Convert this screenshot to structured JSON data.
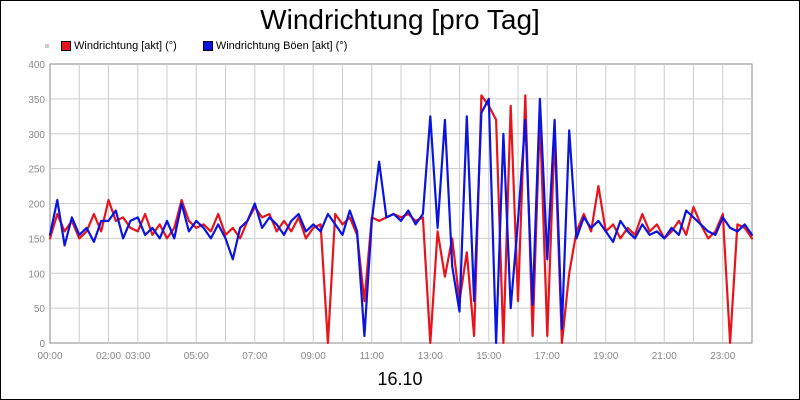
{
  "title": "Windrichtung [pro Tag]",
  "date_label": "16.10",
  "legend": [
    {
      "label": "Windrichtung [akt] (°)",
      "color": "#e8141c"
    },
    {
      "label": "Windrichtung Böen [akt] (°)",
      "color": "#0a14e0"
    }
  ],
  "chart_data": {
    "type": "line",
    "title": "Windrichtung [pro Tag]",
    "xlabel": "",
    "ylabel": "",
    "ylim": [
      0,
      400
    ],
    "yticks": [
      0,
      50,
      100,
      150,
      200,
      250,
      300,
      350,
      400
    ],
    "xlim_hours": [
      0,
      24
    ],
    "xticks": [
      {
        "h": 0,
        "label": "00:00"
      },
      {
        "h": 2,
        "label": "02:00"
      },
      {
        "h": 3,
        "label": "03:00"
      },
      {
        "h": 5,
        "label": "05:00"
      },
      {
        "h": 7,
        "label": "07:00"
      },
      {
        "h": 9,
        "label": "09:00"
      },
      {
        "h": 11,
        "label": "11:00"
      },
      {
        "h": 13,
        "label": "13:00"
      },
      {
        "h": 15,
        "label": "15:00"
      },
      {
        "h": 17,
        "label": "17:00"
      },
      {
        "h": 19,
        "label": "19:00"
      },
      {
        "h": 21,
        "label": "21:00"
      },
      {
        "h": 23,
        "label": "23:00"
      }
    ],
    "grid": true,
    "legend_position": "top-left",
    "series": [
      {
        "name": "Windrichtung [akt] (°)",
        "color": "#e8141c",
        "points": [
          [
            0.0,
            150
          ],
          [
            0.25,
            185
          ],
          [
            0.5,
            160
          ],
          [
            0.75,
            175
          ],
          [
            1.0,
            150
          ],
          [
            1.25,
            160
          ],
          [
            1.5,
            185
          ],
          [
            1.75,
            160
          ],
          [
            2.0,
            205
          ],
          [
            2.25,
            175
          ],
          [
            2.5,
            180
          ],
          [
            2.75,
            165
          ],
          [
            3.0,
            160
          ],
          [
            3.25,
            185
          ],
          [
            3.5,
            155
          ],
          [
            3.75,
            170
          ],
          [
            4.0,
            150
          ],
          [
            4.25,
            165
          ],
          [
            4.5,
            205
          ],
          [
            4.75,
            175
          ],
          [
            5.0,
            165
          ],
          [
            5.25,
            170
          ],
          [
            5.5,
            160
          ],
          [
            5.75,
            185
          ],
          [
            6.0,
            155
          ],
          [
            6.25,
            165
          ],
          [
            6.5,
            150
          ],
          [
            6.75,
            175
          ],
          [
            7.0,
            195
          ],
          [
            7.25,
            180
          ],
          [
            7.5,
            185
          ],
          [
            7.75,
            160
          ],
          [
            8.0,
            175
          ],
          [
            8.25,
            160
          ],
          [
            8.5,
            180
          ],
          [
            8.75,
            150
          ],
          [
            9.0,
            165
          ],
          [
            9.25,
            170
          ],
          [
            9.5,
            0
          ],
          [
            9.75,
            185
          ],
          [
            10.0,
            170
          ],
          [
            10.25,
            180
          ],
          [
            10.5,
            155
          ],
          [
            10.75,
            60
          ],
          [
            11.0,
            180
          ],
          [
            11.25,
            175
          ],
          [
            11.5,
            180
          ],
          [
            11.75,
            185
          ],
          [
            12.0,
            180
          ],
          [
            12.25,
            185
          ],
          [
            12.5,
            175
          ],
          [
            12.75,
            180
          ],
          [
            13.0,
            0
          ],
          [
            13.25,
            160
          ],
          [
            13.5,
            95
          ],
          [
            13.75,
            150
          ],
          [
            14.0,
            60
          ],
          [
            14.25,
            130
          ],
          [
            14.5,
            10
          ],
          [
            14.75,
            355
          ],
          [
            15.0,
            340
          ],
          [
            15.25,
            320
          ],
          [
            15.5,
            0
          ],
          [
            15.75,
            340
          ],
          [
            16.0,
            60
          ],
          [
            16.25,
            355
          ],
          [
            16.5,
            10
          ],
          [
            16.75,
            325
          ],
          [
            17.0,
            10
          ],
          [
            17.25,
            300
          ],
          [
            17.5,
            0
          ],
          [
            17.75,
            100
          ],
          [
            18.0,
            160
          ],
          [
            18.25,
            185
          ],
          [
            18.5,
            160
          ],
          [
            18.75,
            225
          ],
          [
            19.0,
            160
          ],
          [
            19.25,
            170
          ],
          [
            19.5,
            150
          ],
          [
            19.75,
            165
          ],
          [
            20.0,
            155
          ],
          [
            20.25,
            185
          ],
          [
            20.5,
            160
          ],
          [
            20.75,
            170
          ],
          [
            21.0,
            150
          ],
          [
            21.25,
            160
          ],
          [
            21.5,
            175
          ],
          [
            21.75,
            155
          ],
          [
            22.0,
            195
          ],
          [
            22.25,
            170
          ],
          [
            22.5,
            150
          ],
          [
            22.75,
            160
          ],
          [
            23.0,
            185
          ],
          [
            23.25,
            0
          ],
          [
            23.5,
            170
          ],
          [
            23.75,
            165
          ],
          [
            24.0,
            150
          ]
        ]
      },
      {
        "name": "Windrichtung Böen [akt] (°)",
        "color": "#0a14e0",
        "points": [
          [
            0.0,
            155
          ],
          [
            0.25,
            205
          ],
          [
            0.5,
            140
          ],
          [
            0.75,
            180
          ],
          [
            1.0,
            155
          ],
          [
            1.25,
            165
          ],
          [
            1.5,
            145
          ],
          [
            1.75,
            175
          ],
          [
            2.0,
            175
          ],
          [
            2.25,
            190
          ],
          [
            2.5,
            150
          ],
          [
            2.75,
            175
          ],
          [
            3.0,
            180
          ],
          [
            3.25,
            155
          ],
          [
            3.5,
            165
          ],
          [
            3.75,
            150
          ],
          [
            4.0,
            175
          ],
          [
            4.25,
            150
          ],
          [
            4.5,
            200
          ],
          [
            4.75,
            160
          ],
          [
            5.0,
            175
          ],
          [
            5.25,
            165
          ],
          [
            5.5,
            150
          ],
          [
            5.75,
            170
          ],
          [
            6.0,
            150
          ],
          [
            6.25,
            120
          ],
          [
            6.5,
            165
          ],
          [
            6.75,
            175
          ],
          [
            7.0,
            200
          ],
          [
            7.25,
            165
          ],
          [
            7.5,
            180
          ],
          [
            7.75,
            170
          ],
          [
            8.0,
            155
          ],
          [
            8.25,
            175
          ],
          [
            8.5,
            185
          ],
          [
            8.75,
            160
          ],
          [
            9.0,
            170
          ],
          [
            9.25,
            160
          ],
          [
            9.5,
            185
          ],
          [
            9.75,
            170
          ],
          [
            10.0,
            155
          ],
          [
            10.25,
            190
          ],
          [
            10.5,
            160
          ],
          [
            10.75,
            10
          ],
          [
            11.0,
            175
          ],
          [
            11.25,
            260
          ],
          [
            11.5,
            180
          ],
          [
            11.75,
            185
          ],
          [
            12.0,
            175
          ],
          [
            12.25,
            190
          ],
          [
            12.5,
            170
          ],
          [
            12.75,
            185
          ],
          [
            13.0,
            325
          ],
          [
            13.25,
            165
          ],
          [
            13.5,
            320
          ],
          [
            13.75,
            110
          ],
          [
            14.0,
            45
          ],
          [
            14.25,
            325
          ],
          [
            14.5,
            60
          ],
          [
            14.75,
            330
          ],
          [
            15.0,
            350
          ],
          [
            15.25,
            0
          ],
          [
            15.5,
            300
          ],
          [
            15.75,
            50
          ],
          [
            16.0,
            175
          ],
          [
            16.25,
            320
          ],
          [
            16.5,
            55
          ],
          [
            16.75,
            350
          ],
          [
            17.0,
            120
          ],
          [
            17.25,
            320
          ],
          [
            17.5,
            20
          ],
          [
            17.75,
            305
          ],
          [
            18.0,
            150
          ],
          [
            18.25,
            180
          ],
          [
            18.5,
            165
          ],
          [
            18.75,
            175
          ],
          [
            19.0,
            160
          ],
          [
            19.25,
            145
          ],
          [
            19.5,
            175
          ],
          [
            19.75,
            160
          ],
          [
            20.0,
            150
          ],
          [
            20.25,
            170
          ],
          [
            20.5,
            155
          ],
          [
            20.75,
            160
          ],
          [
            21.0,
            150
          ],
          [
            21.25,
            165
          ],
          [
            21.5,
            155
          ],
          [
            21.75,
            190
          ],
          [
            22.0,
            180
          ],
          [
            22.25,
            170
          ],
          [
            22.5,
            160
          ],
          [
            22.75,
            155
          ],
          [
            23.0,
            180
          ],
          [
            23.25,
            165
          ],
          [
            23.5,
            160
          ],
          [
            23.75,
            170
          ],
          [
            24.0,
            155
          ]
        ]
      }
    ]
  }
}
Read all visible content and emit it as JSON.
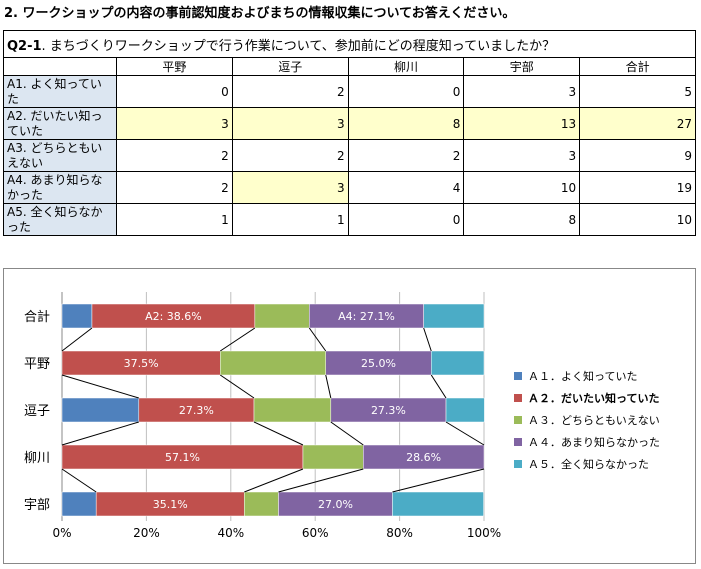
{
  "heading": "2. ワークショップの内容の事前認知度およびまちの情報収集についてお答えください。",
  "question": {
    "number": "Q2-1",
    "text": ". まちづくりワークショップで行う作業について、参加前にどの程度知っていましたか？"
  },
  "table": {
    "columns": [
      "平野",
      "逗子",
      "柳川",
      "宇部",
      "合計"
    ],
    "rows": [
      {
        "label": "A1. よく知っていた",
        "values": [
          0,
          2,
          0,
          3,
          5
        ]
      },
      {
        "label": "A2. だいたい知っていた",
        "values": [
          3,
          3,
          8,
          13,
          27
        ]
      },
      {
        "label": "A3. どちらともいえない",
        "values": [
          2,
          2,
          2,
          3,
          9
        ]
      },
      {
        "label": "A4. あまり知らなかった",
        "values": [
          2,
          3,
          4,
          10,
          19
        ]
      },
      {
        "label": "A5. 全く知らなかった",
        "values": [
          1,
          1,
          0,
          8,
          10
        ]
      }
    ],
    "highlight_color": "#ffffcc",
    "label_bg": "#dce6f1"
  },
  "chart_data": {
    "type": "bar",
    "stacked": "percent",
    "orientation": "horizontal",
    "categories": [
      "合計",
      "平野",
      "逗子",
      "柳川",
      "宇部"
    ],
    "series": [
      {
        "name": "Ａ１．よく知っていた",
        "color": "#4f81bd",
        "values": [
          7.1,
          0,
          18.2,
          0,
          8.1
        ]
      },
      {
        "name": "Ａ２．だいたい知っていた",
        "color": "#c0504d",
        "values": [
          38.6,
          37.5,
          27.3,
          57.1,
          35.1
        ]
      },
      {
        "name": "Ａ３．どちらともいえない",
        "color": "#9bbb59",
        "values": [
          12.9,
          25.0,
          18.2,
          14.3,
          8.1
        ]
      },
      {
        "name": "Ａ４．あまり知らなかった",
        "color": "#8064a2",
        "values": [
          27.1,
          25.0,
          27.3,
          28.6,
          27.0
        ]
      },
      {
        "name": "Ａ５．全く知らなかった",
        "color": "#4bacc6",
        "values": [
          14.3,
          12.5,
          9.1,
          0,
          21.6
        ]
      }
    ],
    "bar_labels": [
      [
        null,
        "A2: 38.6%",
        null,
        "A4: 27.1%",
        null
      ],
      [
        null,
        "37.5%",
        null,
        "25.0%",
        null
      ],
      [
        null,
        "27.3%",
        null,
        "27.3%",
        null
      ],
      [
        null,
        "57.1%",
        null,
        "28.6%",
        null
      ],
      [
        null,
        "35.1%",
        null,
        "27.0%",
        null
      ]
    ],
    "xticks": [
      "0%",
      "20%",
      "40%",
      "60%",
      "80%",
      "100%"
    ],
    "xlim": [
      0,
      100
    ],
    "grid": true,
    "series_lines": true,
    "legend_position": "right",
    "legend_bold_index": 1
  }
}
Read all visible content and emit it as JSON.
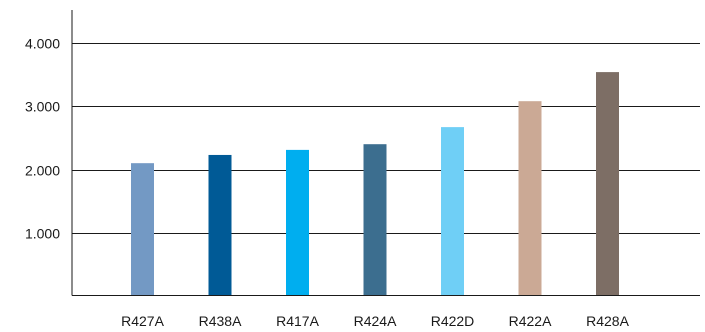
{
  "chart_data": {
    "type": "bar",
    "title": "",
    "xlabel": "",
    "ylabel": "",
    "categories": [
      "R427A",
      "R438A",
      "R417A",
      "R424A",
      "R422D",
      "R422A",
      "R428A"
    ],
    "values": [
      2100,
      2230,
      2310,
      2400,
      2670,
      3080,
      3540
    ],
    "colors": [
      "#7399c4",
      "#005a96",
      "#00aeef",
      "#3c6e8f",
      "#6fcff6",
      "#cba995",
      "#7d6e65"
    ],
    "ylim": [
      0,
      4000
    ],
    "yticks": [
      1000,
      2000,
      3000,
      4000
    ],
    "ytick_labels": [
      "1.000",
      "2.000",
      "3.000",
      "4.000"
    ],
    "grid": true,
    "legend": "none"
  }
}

→ Problem description:
Which lines include "Böen"? Copy each of them out.

→ Exercise response:
      "label": "Windrichtung Böen [akt] (°)",
        "name": "Windrichtung Böen [akt] (°)",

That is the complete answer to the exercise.